> [What this task involves]
Extract the text of each entry below exactly, leaving every image behind.

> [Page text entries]

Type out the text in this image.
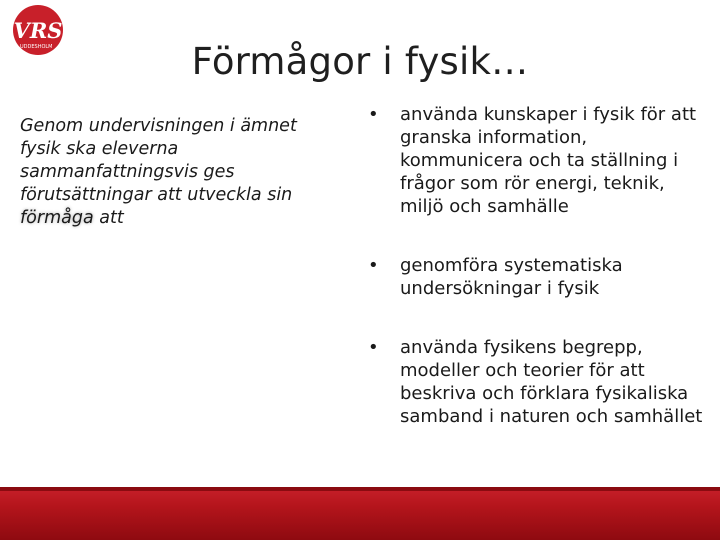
VRS
UDDESHOLM	Förmågor i fysik…
Genom undervisningen i ämnet fysik ska eleverna sammanfattningsvis ges förutsättningar att utveckla sin förmåga att
• använda kunskaper i fysik för att granska information, kommunicera och ta ställning i frågor som rör energi, teknik, miljö och samhälle
• genomföra systematiska undersökningar i fysik
• använda fysikens begrepp, modeller och teorier för att beskriva och förklara fysikaliska samband i naturen och samhället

> [Written solution]
Type out the text in this image.
VRS
UDDESHOLM	Förmågor i fysik…
Genom undervisningen i ämnet fysik ska eleverna sammanfattningsvis ges förutsättningar att utveckla sin förmåga att
• använda kunskaper i fysik för att granska information, kommunicera och ta ställning i frågor som rör energi, teknik, miljö och samhälle
• genomföra systematiska undersökningar i fysik
• använda fysikens begrepp, modeller och teorier för att beskriva och förklara fysikaliska samband i naturen och samhället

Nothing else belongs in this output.